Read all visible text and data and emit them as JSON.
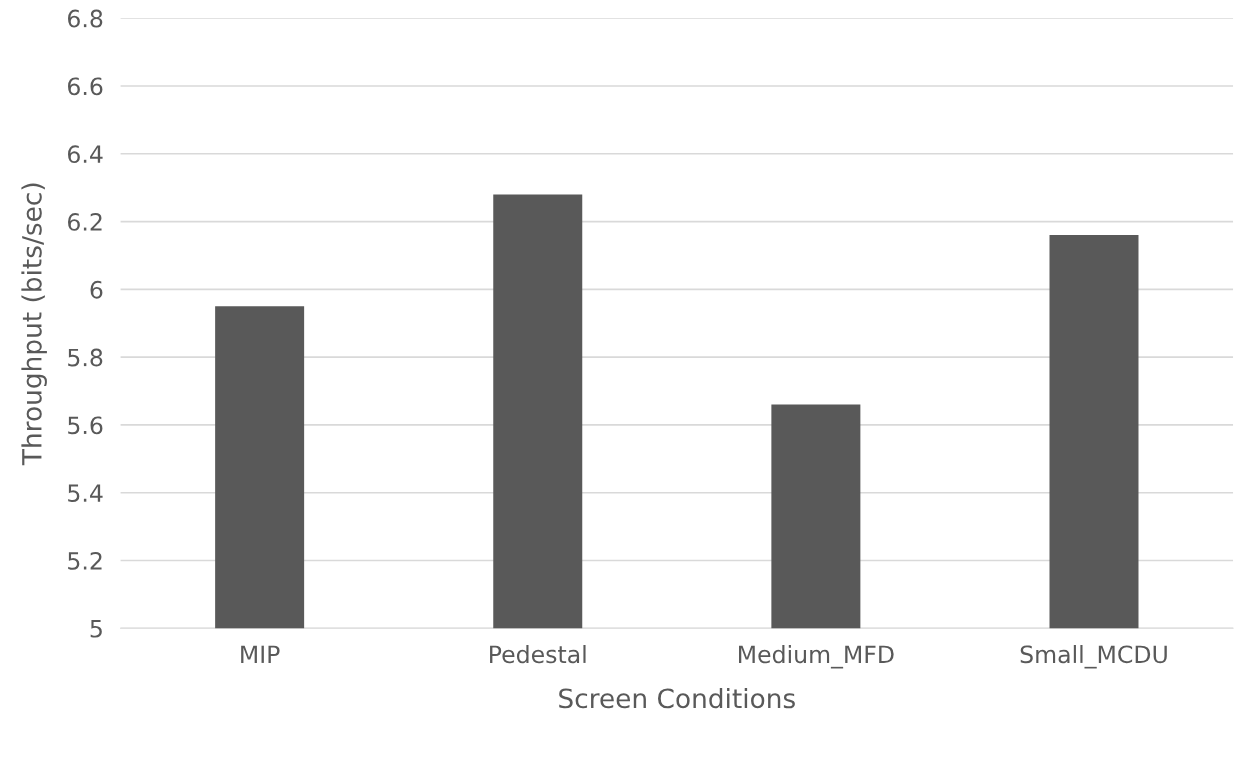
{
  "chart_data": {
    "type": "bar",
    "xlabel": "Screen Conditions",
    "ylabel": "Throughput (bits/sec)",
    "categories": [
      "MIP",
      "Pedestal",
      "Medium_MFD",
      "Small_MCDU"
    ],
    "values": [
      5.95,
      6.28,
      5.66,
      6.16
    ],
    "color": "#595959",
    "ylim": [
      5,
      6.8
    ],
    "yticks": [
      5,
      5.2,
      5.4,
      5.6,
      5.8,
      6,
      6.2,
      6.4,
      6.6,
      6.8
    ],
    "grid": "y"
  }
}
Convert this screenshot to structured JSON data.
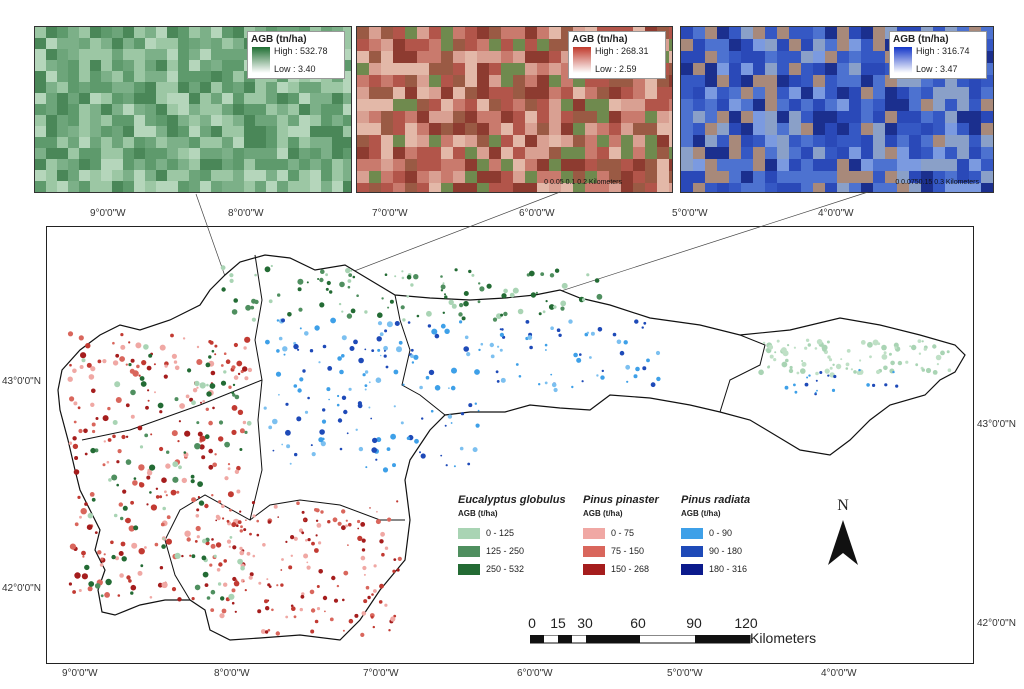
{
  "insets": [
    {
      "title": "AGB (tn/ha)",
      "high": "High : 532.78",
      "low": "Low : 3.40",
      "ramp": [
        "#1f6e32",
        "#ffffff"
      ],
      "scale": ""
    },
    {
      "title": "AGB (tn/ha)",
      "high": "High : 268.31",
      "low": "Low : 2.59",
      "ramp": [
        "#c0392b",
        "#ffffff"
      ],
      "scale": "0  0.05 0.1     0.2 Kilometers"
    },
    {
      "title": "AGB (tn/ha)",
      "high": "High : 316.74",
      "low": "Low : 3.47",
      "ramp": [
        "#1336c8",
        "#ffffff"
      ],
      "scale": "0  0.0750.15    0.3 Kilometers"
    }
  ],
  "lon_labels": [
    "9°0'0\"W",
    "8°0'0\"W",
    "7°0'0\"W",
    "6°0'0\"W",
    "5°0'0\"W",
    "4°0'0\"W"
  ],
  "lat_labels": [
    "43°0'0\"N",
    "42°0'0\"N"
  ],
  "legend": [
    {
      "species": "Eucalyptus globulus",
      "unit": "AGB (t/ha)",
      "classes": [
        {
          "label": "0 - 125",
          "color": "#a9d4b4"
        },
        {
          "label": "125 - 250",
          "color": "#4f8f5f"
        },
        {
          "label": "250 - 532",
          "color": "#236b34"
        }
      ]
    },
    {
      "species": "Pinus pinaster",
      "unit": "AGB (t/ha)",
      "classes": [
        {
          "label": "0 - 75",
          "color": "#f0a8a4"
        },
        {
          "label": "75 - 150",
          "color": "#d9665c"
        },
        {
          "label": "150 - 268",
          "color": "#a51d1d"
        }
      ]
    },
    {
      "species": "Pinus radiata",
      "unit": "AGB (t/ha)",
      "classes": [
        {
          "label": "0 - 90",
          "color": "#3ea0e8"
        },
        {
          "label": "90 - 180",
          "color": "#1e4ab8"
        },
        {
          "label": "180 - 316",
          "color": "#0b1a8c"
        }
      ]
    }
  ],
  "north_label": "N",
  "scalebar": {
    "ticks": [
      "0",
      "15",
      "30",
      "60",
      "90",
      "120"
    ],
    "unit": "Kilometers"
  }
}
==
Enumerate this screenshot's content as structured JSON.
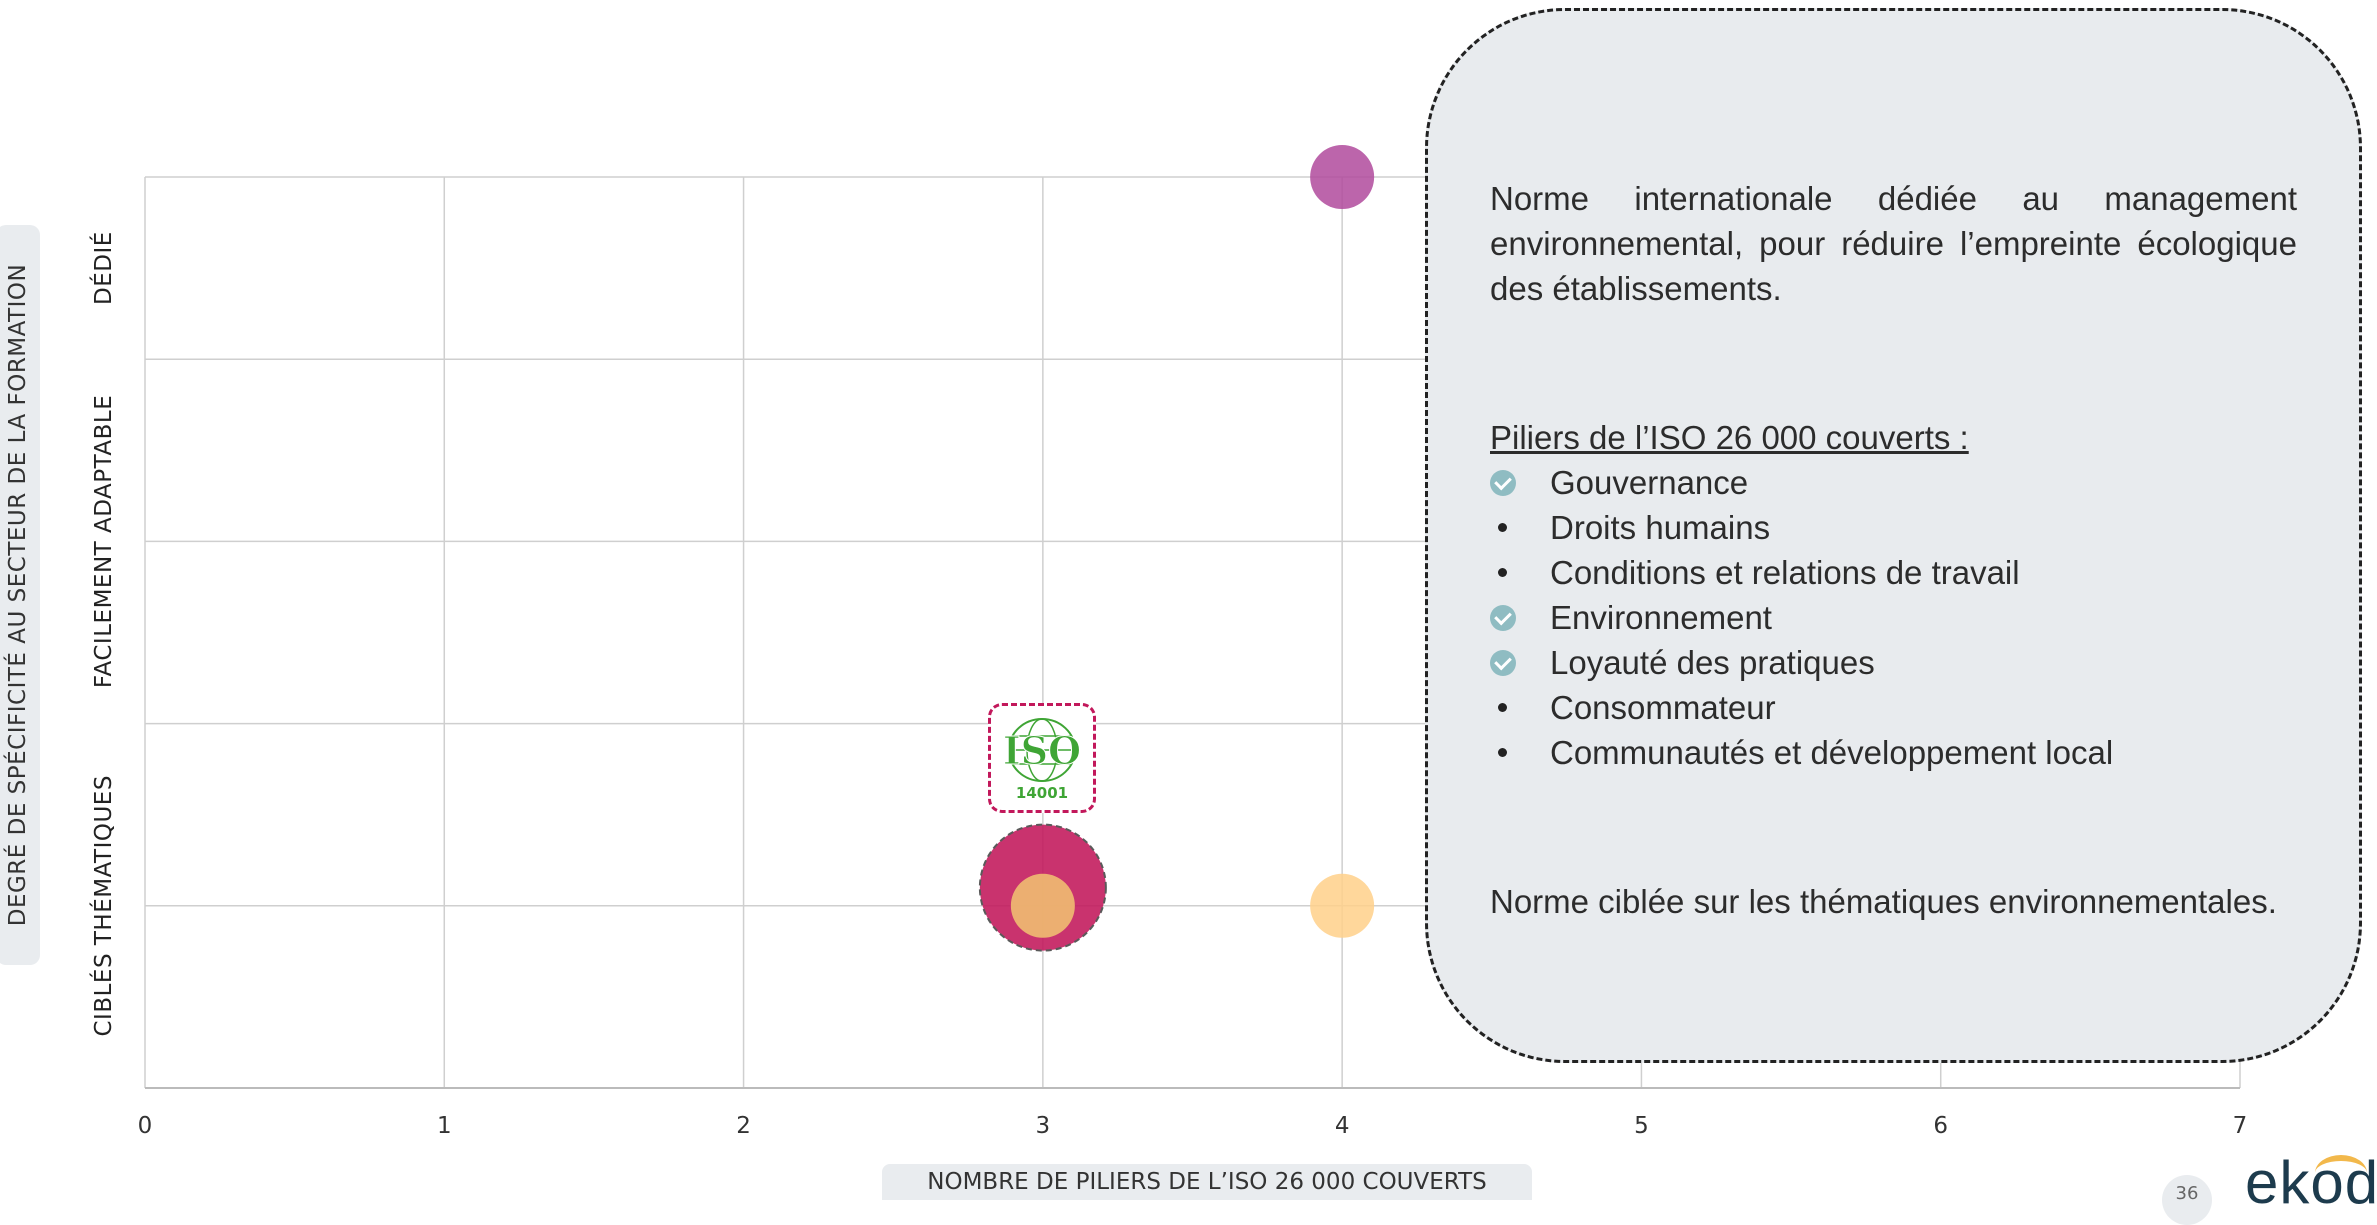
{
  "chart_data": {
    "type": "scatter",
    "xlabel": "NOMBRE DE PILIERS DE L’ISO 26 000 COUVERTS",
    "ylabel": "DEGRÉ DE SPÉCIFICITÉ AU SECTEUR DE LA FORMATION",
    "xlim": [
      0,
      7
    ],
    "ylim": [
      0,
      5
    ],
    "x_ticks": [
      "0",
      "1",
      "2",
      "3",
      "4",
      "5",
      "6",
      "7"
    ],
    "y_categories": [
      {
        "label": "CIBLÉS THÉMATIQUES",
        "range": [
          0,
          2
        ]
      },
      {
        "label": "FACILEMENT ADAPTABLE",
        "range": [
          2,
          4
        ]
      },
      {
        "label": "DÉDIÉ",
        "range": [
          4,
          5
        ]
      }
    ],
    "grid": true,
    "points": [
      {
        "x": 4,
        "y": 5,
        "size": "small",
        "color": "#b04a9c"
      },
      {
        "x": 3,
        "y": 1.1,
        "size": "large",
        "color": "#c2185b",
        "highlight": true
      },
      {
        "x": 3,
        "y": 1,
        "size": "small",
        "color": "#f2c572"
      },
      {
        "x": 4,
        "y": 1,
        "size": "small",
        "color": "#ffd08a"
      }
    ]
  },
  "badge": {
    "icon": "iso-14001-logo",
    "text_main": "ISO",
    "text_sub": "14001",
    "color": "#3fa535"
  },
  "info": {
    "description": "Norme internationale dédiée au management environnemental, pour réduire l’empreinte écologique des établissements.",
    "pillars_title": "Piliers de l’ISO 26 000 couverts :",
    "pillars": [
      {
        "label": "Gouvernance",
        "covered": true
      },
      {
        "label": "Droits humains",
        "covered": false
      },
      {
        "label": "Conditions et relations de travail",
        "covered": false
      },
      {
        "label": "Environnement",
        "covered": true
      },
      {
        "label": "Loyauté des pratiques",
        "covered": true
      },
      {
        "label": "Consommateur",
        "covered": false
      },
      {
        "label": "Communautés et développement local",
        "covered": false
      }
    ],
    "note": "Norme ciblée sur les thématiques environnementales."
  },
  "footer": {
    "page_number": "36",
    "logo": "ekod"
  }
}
...
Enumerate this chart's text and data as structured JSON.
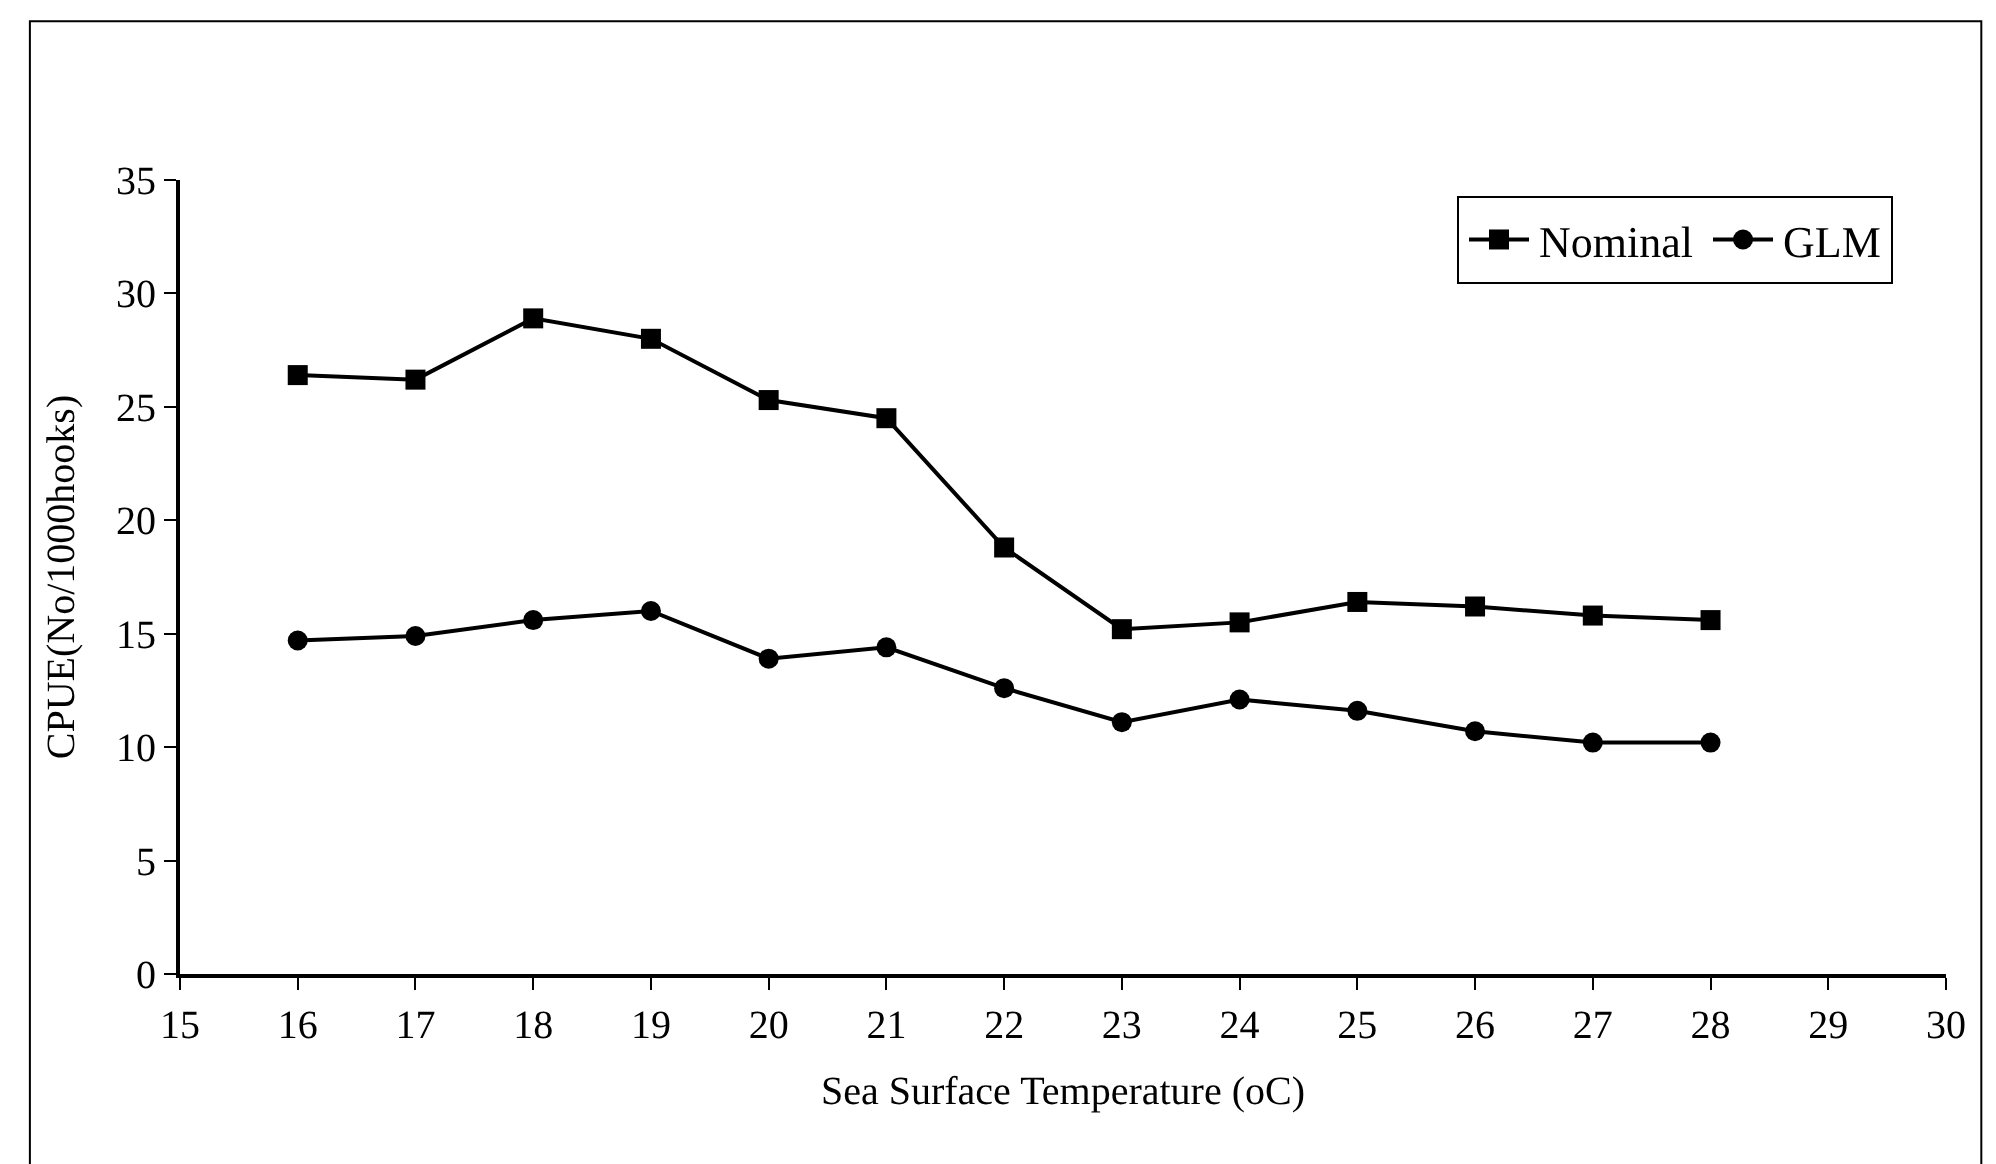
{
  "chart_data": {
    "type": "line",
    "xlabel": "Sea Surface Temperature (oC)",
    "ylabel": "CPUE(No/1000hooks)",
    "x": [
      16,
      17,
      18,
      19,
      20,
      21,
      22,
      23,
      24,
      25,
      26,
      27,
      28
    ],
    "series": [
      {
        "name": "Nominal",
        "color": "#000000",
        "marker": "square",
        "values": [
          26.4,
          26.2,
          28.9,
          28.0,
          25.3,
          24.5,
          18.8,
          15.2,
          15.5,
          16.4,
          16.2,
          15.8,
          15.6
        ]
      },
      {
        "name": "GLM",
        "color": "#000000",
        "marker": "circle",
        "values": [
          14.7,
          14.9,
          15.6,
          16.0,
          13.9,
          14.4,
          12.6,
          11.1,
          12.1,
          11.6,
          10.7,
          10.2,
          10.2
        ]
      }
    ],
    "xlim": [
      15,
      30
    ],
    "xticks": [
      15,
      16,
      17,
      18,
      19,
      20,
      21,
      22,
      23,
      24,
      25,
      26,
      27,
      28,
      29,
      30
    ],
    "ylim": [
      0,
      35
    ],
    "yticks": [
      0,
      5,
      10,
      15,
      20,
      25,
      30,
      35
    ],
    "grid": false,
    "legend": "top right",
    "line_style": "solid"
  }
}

Given request:
Scan the data above and copy every line with "JSON" in it.

Task solution:
Read all visible text and data and emit them as JSON.
Convert this screenshot to structured JSON data.
Enumerate this screenshot's content as structured JSON.
Enumerate this chart's text and data as structured JSON.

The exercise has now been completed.